[Records from a collection of figures]
-- Begin --

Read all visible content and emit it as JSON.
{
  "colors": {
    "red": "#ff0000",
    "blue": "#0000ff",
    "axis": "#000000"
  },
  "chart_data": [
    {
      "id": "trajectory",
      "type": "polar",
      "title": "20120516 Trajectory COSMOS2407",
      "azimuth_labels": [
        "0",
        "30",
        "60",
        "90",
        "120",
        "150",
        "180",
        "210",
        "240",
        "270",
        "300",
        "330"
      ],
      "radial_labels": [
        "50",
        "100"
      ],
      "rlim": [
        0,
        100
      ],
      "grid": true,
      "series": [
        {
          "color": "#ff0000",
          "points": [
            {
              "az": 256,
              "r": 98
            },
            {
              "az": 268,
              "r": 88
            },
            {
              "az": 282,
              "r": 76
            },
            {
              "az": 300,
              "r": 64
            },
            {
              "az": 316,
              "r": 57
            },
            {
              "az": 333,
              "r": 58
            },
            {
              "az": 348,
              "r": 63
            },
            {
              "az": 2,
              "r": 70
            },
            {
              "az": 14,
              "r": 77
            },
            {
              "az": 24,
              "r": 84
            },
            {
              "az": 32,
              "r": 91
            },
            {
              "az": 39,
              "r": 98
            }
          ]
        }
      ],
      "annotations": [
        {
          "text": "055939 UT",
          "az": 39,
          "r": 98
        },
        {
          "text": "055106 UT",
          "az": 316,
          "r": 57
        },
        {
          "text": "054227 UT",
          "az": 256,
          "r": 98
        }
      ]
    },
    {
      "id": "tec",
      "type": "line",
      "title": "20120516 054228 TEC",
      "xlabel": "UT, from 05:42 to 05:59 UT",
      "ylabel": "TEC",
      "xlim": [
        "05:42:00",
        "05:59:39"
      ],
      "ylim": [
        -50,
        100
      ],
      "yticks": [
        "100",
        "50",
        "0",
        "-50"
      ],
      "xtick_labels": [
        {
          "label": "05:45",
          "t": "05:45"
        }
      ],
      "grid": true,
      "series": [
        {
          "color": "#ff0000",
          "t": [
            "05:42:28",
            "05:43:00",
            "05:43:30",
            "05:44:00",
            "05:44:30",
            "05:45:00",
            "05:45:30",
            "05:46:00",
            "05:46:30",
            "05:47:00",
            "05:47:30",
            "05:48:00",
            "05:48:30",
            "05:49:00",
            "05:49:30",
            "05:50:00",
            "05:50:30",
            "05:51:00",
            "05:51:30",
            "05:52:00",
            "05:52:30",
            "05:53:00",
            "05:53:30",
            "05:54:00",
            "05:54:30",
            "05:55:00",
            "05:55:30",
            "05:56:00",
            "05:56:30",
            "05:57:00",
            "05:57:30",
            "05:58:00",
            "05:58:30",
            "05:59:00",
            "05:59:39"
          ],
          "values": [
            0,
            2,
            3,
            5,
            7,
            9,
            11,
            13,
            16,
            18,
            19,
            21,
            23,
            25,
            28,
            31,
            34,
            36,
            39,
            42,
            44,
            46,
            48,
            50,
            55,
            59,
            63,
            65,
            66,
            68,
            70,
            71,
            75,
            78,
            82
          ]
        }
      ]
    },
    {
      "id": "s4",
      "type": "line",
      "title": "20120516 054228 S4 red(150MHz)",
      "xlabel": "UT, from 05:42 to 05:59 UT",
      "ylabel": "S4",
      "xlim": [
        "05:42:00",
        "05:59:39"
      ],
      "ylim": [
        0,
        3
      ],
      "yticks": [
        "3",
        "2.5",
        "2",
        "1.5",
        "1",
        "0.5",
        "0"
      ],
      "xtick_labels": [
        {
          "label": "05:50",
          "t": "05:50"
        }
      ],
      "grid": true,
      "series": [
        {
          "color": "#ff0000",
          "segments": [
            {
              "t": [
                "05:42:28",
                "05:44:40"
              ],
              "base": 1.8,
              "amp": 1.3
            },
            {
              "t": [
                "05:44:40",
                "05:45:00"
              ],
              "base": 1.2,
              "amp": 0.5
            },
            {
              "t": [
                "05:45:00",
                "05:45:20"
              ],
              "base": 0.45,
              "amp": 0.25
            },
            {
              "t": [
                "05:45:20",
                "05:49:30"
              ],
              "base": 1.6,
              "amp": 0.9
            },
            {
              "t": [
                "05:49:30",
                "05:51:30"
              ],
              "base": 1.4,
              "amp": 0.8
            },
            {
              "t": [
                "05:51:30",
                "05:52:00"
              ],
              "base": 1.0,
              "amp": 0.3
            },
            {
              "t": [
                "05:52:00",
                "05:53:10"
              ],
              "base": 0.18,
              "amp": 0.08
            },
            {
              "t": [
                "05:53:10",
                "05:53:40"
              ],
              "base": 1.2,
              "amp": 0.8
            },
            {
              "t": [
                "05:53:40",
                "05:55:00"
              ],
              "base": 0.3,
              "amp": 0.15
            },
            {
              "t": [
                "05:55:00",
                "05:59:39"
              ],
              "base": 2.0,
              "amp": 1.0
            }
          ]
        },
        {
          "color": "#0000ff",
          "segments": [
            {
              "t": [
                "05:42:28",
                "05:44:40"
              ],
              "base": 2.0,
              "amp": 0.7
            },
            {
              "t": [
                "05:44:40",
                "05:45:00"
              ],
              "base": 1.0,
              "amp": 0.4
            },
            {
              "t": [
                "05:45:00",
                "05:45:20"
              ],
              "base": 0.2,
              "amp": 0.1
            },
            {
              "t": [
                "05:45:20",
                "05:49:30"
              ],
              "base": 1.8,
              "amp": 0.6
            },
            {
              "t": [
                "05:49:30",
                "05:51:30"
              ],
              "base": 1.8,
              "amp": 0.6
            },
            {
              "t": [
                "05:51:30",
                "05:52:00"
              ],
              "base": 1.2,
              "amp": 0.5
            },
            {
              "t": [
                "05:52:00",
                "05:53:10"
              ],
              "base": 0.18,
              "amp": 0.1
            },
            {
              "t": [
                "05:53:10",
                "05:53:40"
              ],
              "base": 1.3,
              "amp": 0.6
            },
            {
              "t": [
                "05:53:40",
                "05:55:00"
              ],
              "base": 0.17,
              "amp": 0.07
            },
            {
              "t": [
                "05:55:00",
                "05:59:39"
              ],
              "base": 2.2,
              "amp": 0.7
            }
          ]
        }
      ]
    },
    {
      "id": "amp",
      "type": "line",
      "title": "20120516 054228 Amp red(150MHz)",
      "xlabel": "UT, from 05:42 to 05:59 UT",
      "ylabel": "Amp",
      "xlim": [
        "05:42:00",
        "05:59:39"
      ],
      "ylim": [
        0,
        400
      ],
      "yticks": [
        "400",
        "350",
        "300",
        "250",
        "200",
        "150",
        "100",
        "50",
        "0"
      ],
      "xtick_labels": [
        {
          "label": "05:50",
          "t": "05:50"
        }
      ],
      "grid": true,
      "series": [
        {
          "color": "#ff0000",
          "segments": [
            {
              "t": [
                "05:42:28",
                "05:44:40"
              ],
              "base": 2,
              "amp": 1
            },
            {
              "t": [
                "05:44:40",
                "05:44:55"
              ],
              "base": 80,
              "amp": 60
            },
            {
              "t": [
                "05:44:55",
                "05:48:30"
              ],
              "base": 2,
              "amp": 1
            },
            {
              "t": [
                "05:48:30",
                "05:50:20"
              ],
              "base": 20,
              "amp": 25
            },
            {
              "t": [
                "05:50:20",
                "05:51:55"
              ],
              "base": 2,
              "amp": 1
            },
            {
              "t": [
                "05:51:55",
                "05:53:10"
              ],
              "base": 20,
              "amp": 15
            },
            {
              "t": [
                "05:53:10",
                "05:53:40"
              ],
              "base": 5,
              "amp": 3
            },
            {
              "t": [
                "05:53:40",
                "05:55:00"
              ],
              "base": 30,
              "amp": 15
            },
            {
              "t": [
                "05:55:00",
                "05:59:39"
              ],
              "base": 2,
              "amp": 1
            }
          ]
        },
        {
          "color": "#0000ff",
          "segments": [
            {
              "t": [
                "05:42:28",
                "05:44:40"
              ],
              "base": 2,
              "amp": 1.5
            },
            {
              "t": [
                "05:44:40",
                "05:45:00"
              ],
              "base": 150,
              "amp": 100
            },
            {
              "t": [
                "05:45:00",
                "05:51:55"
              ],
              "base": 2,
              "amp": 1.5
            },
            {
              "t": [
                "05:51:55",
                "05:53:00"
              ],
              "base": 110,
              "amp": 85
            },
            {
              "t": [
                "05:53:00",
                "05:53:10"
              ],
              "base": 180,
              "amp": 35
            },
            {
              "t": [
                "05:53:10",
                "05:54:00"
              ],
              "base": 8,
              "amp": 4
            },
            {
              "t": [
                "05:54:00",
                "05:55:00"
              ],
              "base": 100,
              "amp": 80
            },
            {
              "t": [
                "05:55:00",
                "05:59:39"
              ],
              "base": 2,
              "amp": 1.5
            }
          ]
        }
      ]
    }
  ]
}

-- End --

= TASK =
Search the records for the word "title". Copy every line that has it.

= THE RESPONSE =
      "title": "20120516 Trajectory COSMOS2407",
      "title": "20120516 054228 TEC",
      "title": "20120516 054228 S4 red(150MHz)",
      "title": "20120516 054228 Amp red(150MHz)",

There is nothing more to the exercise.